> [Directions for this task]
All of the material below is to be repeated exactly.

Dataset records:

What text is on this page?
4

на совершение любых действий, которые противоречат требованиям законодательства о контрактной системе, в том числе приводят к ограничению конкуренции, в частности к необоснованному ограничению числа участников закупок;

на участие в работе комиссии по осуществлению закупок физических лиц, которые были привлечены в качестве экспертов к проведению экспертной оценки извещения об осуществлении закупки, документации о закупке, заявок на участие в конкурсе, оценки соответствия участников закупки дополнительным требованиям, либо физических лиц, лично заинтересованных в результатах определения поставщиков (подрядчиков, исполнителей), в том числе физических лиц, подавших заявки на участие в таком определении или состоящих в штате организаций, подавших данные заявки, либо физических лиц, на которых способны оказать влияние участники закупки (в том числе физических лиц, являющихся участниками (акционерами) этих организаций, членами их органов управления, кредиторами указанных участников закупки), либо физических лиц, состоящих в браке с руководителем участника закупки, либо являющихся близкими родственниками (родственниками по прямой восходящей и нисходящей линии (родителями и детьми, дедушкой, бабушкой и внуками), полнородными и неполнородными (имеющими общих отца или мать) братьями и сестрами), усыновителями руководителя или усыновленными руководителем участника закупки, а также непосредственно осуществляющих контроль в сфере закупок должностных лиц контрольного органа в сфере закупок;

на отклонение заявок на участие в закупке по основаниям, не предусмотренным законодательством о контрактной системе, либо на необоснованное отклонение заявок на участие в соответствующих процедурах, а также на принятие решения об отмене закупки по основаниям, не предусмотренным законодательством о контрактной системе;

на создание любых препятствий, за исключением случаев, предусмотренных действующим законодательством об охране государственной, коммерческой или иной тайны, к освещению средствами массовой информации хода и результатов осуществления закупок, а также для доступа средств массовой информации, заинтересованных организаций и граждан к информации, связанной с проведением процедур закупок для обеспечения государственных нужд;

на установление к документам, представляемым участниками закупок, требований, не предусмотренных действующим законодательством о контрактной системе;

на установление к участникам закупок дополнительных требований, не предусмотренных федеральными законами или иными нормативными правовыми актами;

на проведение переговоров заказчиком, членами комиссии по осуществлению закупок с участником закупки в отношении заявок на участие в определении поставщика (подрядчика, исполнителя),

> [Task output]
What text is on this page?
4

на совершение любых действий, которые противоречат требованиям законодательства о контрактной системе, в том числе приводят к ограничению конкуренции, в частности к необоснованному ограничению числа участников закупок;

на участие в работе комиссии по осуществлению закупок физических лиц, которые были привлечены в качестве экспертов к проведению экспертной оценки извещения об осуществлении закупки, документации о закупке, заявок на участие в конкурсе, оценки соответствия участников закупки дополнительным требованиям, либо физических лиц, лично заинтересованных в результатах определения поставщиков (подрядчиков, исполнителей), в том числе физических лиц, подавших заявки на участие в таком определении или состоящих в штате организаций, подавших данные заявки, либо физических лиц, на которых способны оказать влияние участники закупки (в том числе физических лиц, являющихся участниками (акционерами) этих организаций, членами их органов управления, кредиторами указанных участников закупки), либо физических лиц, состоящих в браке с руководителем участника закупки, либо являющихся близкими родственниками (родственниками по прямой восходящей и нисходящей линии (родителями и детьми, дедушкой, бабушкой и внуками), полнородными и неполнородными (имеющими общих отца или мать) братьями и сестрами), усыновителями руководителя или усыновленными руководителем участника закупки, а также непосредственно осуществляющих контроль в сфере закупок должностных лиц контрольного органа в сфере закупок;

на отклонение заявок на участие в закупке по основаниям, не предусмотренным законодательством о контрактной системе, либо на необоснованное отклонение заявок на участие в соответствующих процедурах, а также на принятие решения об отмене закупки по основаниям, не предусмотренным законодательством о контрактной системе;

на создание любых препятствий, за исключением случаев, предусмотренных действующим законодательством об охране государственной, коммерческой или иной тайны, к освещению средствами массовой информации хода и результатов осуществления закупок, а также для доступа средств массовой информации, заинтересованных организаций и граждан к информации, связанной с проведением процедур закупок для обеспечения государственных нужд;

на установление к документам, представляемым участниками закупок, требований, не предусмотренных действующим законодательством о контрактной системе;

на установление к участникам закупок дополнительных требований, не предусмотренных федеральными законами или иными нормативными правовыми актами;

на проведение переговоров заказчиком, членами комиссии по осуществлению закупок с участником закупки в отношении заявок на участие в определении поставщика (подрядчика, исполнителя),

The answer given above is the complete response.